## [MATERIAL SUPPLIED]
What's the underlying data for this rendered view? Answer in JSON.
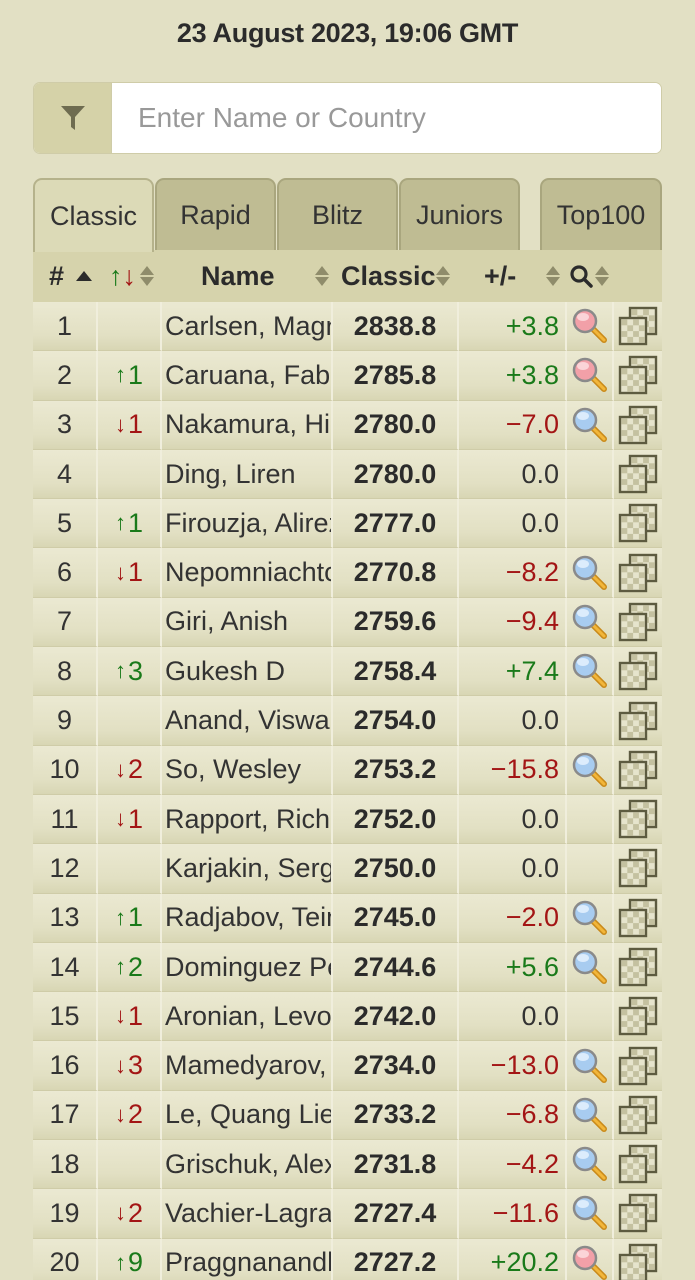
{
  "header": {
    "date": "23 August 2023, 19:06 GMT"
  },
  "search": {
    "placeholder": "Enter Name or Country",
    "value": ""
  },
  "tabs": [
    {
      "label": "Classic",
      "active": true
    },
    {
      "label": "Rapid",
      "active": false
    },
    {
      "label": "Blitz",
      "active": false
    },
    {
      "label": "Juniors",
      "active": false
    },
    {
      "label": "Top100",
      "active": false
    }
  ],
  "columns": {
    "rank": "#",
    "change_up": "↑",
    "change_down": "↓",
    "name": "Name",
    "rating": "Classic",
    "diff": "+/-",
    "q": "Q"
  },
  "colors": {
    "up": "#1a7a1a",
    "down": "#a31515",
    "background": "#e2e0c4"
  },
  "rows": [
    {
      "rank": "1",
      "change": "",
      "dir": "",
      "name": "Carlsen, Magnus",
      "rating": "2838.8",
      "diff": "+3.8",
      "live": "pink"
    },
    {
      "rank": "2",
      "change": "1",
      "dir": "up",
      "name": "Caruana, Fabiano",
      "rating": "2785.8",
      "diff": "+3.8",
      "live": "pink"
    },
    {
      "rank": "3",
      "change": "1",
      "dir": "down",
      "name": "Nakamura, Hikaru",
      "rating": "2780.0",
      "diff": "−7.0",
      "live": "blue"
    },
    {
      "rank": "4",
      "change": "",
      "dir": "",
      "name": "Ding, Liren",
      "rating": "2780.0",
      "diff": "0.0",
      "live": ""
    },
    {
      "rank": "5",
      "change": "1",
      "dir": "up",
      "name": "Firouzja, Alireza",
      "rating": "2777.0",
      "diff": "0.0",
      "live": ""
    },
    {
      "rank": "6",
      "change": "1",
      "dir": "down",
      "name": "Nepomniachtchi, Ian",
      "rating": "2770.8",
      "diff": "−8.2",
      "live": "blue"
    },
    {
      "rank": "7",
      "change": "",
      "dir": "",
      "name": "Giri, Anish",
      "rating": "2759.6",
      "diff": "−9.4",
      "live": "blue"
    },
    {
      "rank": "8",
      "change": "3",
      "dir": "up",
      "name": "Gukesh D",
      "rating": "2758.4",
      "diff": "+7.4",
      "live": "blue"
    },
    {
      "rank": "9",
      "change": "",
      "dir": "",
      "name": "Anand, Viswanathan",
      "rating": "2754.0",
      "diff": "0.0",
      "live": ""
    },
    {
      "rank": "10",
      "change": "2",
      "dir": "down",
      "name": "So, Wesley",
      "rating": "2753.2",
      "diff": "−15.8",
      "live": "blue"
    },
    {
      "rank": "11",
      "change": "1",
      "dir": "down",
      "name": "Rapport, Richard",
      "rating": "2752.0",
      "diff": "0.0",
      "live": ""
    },
    {
      "rank": "12",
      "change": "",
      "dir": "",
      "name": "Karjakin, Sergey",
      "rating": "2750.0",
      "diff": "0.0",
      "live": ""
    },
    {
      "rank": "13",
      "change": "1",
      "dir": "up",
      "name": "Radjabov, Teimour",
      "rating": "2745.0",
      "diff": "−2.0",
      "live": "blue"
    },
    {
      "rank": "14",
      "change": "2",
      "dir": "up",
      "name": "Dominguez Perez, Leinier",
      "rating": "2744.6",
      "diff": "+5.6",
      "live": "blue"
    },
    {
      "rank": "15",
      "change": "1",
      "dir": "down",
      "name": "Aronian, Levon",
      "rating": "2742.0",
      "diff": "0.0",
      "live": ""
    },
    {
      "rank": "16",
      "change": "3",
      "dir": "down",
      "name": "Mamedyarov, Shakhriyar",
      "rating": "2734.0",
      "diff": "−13.0",
      "live": "blue"
    },
    {
      "rank": "17",
      "change": "2",
      "dir": "down",
      "name": "Le, Quang Liem",
      "rating": "2733.2",
      "diff": "−6.8",
      "live": "blue"
    },
    {
      "rank": "18",
      "change": "",
      "dir": "",
      "name": "Grischuk, Alexander",
      "rating": "2731.8",
      "diff": "−4.2",
      "live": "blue"
    },
    {
      "rank": "19",
      "change": "2",
      "dir": "down",
      "name": "Vachier-Lagrave, Maxime",
      "rating": "2727.4",
      "diff": "−11.6",
      "live": "blue"
    },
    {
      "rank": "20",
      "change": "9",
      "dir": "up",
      "name": "Praggnanandhaa R",
      "rating": "2727.2",
      "diff": "+20.2",
      "live": "pink"
    }
  ]
}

## [WHAT IS ASKED]
Repeat each entry exactly as it appears; skip any picture.

## [WORKED SOLUTION]
What's the underlying data for this rendered view? Answer in JSON.
{
  "header": {
    "date": "23 August 2023, 19:06 GMT"
  },
  "search": {
    "placeholder": "Enter Name or Country",
    "value": ""
  },
  "tabs": [
    {
      "label": "Classic",
      "active": true
    },
    {
      "label": "Rapid",
      "active": false
    },
    {
      "label": "Blitz",
      "active": false
    },
    {
      "label": "Juniors",
      "active": false
    },
    {
      "label": "Top100",
      "active": false
    }
  ],
  "columns": {
    "rank": "#",
    "change_up": "↑",
    "change_down": "↓",
    "name": "Name",
    "rating": "Classic",
    "diff": "+/-",
    "q": "Q"
  },
  "colors": {
    "up": "#1a7a1a",
    "down": "#a31515",
    "background": "#e2e0c4"
  },
  "rows": [
    {
      "rank": "1",
      "change": "",
      "dir": "",
      "name": "Carlsen, Magnus",
      "rating": "2838.8",
      "diff": "+3.8",
      "live": "pink"
    },
    {
      "rank": "2",
      "change": "1",
      "dir": "up",
      "name": "Caruana, Fabiano",
      "rating": "2785.8",
      "diff": "+3.8",
      "live": "pink"
    },
    {
      "rank": "3",
      "change": "1",
      "dir": "down",
      "name": "Nakamura, Hikaru",
      "rating": "2780.0",
      "diff": "−7.0",
      "live": "blue"
    },
    {
      "rank": "4",
      "change": "",
      "dir": "",
      "name": "Ding, Liren",
      "rating": "2780.0",
      "diff": "0.0",
      "live": ""
    },
    {
      "rank": "5",
      "change": "1",
      "dir": "up",
      "name": "Firouzja, Alireza",
      "rating": "2777.0",
      "diff": "0.0",
      "live": ""
    },
    {
      "rank": "6",
      "change": "1",
      "dir": "down",
      "name": "Nepomniachtchi, Ian",
      "rating": "2770.8",
      "diff": "−8.2",
      "live": "blue"
    },
    {
      "rank": "7",
      "change": "",
      "dir": "",
      "name": "Giri, Anish",
      "rating": "2759.6",
      "diff": "−9.4",
      "live": "blue"
    },
    {
      "rank": "8",
      "change": "3",
      "dir": "up",
      "name": "Gukesh D",
      "rating": "2758.4",
      "diff": "+7.4",
      "live": "blue"
    },
    {
      "rank": "9",
      "change": "",
      "dir": "",
      "name": "Anand, Viswanathan",
      "rating": "2754.0",
      "diff": "0.0",
      "live": ""
    },
    {
      "rank": "10",
      "change": "2",
      "dir": "down",
      "name": "So, Wesley",
      "rating": "2753.2",
      "diff": "−15.8",
      "live": "blue"
    },
    {
      "rank": "11",
      "change": "1",
      "dir": "down",
      "name": "Rapport, Richard",
      "rating": "2752.0",
      "diff": "0.0",
      "live": ""
    },
    {
      "rank": "12",
      "change": "",
      "dir": "",
      "name": "Karjakin, Sergey",
      "rating": "2750.0",
      "diff": "0.0",
      "live": ""
    },
    {
      "rank": "13",
      "change": "1",
      "dir": "up",
      "name": "Radjabov, Teimour",
      "rating": "2745.0",
      "diff": "−2.0",
      "live": "blue"
    },
    {
      "rank": "14",
      "change": "2",
      "dir": "up",
      "name": "Dominguez Perez, Leinier",
      "rating": "2744.6",
      "diff": "+5.6",
      "live": "blue"
    },
    {
      "rank": "15",
      "change": "1",
      "dir": "down",
      "name": "Aronian, Levon",
      "rating": "2742.0",
      "diff": "0.0",
      "live": ""
    },
    {
      "rank": "16",
      "change": "3",
      "dir": "down",
      "name": "Mamedyarov, Shakhriyar",
      "rating": "2734.0",
      "diff": "−13.0",
      "live": "blue"
    },
    {
      "rank": "17",
      "change": "2",
      "dir": "down",
      "name": "Le, Quang Liem",
      "rating": "2733.2",
      "diff": "−6.8",
      "live": "blue"
    },
    {
      "rank": "18",
      "change": "",
      "dir": "",
      "name": "Grischuk, Alexander",
      "rating": "2731.8",
      "diff": "−4.2",
      "live": "blue"
    },
    {
      "rank": "19",
      "change": "2",
      "dir": "down",
      "name": "Vachier-Lagrave, Maxime",
      "rating": "2727.4",
      "diff": "−11.6",
      "live": "blue"
    },
    {
      "rank": "20",
      "change": "9",
      "dir": "up",
      "name": "Praggnanandhaa R",
      "rating": "2727.2",
      "diff": "+20.2",
      "live": "pink"
    }
  ]
}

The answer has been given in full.